PASSAGE FOR REVIEW:
Friday Mack Attack, 1/30/09

let-my-people-come-lp-ad.jpgThis week I'm macking on: Philadelphia as a center for new play production. I wrote this article, which appeared in Thursday's Inquirer, about PlayPenn, a new play development workshop that's had an incredible track record with its accepted works. All six plays from the 2007 workshop have been chosen to grace professional stages around the country in 2008-09, and three of those stages are right here in my backyard. Seth Rozin, artistic director of InterAct Theatre, a member of the National New Play Network, and always a champion of new and provocative work, is also revving the engines for a new play initiative (tentatively called, ahem, the Philadelphia New Play Initiative) that will attempt to connect playwrights with producers. It wouldn't be an exaggeration to say the scene right now is as full and well-rounded as I've ever seen it, and this concerted effort to seal the leaks by cementing playwriting into our foundation is both well-placed and well-timed. People seem to be sticking around, new, small, quality companies are cropping up all the time, and just as exciting, the companies who have been here all along are still producing, and producing some compelling stuff. It's been a long road, and one that led PlayPenn's Paul Meshijian and me to chuckle about the days when the only thing playing in town was an extended engagement of  the Oh! Calcutta! knockoff Let My People Come. Good times.

This week I'm hating on: Uncertainty. So you know how I just mentioned Seth Rozin and new plays? Well okay, I saw one of those new plays this week, Andrew Case's The Rant, and reviewed it here. But the thing is, my companion, a man whose opinion and analysis I trust deeply (And not just because he's my husband. Actually, in spite of that fact.) had a completely different reaction to the production than I did. This is also the first time, after many, many years of playgoing, we've diverged so sharply in our opinions of a show. 

The thing is, my analysis gets the public platform, while his sits there burning a hole in my inbox. So here's what he e-mailed back after reading the rough draft of my review:

I don't agree but I think you're fair.  The point I took away from the play is that everyone has a rant (a "beef") that's fueled by their perspective, motives and personal history, and this makes it impossible to judge the truth based solely on what people say.  So, I think Seth is successful in encouraging discussion.  By the way, it's a crime you're given so little space.

He's pretty good, isn't he? And we agree on that last point, anyway. 

Needless to say, the whole encounter really threw my sense of critical judgment into a tailspin. Did I somehow miss the point? Could it be possible that our opposing views are equally valid in a situation like this, political theater being polarizing by definition? Ultimately, I decided we're probably in agreement about the production's content, just disagreeing about its execution.

SUPPLIED MATERIAL:

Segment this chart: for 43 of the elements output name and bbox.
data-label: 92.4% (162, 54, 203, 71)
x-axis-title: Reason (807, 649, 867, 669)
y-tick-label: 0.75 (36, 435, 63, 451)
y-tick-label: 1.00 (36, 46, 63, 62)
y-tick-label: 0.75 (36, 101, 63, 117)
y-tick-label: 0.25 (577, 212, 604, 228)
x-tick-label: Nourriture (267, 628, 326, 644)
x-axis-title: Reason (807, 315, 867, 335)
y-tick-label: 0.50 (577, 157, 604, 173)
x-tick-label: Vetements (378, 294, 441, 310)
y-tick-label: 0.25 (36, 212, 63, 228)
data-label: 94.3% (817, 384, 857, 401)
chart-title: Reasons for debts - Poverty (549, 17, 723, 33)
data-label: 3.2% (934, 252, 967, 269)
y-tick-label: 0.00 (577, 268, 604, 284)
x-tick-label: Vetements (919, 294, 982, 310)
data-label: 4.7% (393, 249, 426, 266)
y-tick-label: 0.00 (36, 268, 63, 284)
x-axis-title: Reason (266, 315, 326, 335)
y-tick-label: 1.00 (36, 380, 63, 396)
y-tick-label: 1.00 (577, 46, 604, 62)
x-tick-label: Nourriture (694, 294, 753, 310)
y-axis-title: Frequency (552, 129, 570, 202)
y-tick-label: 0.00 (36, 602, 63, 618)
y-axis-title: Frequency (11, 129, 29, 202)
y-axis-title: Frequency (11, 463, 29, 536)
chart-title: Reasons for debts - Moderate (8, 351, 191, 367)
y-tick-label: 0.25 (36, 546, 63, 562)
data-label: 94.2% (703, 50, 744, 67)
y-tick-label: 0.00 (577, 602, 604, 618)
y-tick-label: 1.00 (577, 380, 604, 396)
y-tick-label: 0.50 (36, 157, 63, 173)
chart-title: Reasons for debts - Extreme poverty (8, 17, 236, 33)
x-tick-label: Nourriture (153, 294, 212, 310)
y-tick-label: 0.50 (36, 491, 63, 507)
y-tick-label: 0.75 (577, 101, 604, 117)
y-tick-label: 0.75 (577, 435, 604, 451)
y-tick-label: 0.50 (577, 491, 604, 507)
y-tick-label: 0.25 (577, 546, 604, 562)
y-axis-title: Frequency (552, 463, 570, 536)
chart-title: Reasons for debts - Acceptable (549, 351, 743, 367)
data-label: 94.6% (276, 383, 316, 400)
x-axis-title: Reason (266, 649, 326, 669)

ACTIVITY:
Answer these questions about the Philadelphia theater post.
1. How many plays from the 2007 PlayPenn workshop were chosen for professional stages in 2008-09?
2. What is the title of the Andrew Case play the writer reviewed this week?
3. In the husband's e-mail, what does he say everyone has?
The records aren't needed for this work.

RESPONSE TO THIS EXERCISE:
1. Six.
2. The Rant.
3. A rant, or a "beef," fueled by their perspective, motives and personal history.